TASK »
Pull out all lines from the listing below in which the word "NAUCZYCIELI" appears.

Data excerpts:
start

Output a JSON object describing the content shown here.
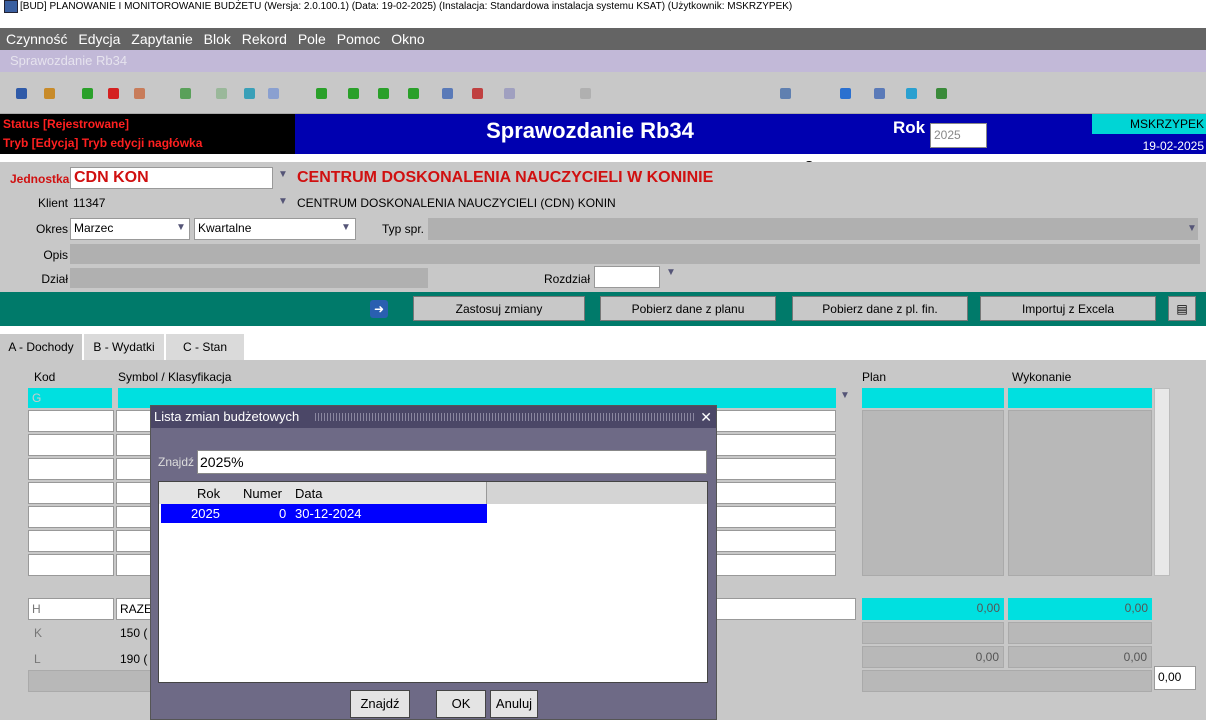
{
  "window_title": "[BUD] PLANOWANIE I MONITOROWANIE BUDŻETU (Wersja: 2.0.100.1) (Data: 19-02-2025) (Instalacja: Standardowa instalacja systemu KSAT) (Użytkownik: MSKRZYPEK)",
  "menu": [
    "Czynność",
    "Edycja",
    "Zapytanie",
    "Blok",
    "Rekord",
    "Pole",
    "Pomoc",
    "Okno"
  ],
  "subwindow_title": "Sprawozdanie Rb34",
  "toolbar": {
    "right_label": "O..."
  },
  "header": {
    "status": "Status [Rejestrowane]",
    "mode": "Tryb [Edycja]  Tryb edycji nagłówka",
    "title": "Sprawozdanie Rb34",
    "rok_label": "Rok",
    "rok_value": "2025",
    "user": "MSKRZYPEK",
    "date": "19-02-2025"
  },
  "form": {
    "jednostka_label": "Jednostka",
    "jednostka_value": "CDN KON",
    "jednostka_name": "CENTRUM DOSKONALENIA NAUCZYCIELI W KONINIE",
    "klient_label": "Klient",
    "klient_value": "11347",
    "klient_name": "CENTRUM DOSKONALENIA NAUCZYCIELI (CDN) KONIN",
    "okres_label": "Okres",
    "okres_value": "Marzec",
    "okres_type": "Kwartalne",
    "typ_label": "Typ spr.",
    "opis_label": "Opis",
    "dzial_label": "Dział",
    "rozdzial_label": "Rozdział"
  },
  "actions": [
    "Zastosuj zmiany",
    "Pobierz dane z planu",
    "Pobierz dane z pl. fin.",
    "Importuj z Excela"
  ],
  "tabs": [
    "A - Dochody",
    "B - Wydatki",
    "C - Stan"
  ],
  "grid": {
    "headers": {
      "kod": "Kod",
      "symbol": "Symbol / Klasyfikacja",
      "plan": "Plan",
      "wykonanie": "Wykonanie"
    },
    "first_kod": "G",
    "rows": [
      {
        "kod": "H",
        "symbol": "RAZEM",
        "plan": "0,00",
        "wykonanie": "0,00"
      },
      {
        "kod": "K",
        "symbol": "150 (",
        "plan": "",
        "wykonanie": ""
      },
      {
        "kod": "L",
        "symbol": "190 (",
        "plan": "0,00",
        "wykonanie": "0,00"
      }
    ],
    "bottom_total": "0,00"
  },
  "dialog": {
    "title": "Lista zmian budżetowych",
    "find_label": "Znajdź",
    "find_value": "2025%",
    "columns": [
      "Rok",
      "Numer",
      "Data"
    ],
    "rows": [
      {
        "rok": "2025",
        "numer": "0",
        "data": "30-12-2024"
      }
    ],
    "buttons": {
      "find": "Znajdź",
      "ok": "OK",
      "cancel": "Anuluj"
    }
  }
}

end

RESULT OF THE EXERCISE »
    "jednostka_name": "CENTRUM DOSKONALENIA NAUCZYCIELI W KONINIE",
    "klient_name": "CENTRUM DOSKONALENIA NAUCZYCIELI (CDN) KONIN",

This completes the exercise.